- [RECORDED INFORMATION]:
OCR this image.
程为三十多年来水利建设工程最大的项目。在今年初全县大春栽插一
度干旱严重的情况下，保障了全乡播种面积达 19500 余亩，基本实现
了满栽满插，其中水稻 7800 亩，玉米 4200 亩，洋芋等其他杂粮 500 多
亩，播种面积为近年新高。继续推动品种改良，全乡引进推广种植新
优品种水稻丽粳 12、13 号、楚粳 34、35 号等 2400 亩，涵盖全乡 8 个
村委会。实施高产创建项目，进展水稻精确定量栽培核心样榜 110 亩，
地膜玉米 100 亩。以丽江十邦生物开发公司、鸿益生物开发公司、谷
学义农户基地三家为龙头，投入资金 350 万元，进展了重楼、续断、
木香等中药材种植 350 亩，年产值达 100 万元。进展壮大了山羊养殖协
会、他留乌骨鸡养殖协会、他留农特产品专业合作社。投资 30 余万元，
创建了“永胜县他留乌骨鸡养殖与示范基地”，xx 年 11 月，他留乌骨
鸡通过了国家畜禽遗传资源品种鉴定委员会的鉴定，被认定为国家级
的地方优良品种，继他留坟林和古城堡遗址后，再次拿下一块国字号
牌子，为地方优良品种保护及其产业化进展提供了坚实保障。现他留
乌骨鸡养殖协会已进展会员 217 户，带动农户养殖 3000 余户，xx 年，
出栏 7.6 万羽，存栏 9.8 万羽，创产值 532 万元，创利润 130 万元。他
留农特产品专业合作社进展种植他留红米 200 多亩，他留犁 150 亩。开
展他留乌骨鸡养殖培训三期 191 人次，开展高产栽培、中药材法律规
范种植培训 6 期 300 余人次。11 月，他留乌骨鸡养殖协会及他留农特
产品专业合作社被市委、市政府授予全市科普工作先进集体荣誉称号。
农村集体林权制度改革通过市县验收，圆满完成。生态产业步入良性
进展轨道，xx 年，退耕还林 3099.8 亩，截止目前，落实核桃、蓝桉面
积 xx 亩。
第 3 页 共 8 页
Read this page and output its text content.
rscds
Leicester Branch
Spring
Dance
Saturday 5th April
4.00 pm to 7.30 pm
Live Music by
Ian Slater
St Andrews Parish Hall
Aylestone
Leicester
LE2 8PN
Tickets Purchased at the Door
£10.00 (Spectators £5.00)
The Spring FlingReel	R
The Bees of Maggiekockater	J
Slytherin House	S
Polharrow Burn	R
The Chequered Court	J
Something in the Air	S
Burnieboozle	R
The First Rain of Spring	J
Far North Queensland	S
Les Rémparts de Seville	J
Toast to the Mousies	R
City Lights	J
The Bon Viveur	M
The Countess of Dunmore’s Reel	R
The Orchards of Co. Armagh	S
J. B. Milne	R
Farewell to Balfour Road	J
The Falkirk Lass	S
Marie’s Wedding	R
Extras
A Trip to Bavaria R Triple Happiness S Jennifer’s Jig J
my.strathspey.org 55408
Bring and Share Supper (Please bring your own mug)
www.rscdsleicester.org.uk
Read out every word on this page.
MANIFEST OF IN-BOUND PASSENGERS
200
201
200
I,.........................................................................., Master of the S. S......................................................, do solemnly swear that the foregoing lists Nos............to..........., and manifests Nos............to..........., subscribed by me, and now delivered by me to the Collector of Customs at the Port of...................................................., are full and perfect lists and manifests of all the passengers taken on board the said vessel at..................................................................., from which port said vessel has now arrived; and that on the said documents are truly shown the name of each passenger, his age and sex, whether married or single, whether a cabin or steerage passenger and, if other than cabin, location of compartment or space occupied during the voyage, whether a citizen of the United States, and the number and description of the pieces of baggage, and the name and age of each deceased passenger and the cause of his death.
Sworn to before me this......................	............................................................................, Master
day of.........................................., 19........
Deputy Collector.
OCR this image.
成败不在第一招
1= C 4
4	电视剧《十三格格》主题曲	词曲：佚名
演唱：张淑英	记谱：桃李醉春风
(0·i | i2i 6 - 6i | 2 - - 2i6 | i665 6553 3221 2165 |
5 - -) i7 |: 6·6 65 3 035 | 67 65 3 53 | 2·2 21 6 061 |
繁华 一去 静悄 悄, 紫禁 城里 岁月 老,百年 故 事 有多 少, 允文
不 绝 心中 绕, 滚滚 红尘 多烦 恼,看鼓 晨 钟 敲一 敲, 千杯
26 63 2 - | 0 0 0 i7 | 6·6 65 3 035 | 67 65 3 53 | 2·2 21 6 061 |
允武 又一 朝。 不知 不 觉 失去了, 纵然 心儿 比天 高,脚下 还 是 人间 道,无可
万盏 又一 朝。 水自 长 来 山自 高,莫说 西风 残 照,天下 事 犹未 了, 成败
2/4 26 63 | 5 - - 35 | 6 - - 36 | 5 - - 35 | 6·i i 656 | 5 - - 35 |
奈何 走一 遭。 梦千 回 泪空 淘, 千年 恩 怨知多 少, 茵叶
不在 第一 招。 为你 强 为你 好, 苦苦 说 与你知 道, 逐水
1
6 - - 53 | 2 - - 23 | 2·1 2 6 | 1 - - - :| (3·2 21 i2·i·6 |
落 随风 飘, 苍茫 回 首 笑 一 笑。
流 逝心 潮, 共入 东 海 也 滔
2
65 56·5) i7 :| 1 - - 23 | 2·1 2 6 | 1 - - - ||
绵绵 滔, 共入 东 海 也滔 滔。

- [WHAT IS EXPECTED]: Above are the records; copy every line in them that holds the word "Read".

- [EXPECTED ANSWER]:
Read this page and output its text content.
Read out every word on this page.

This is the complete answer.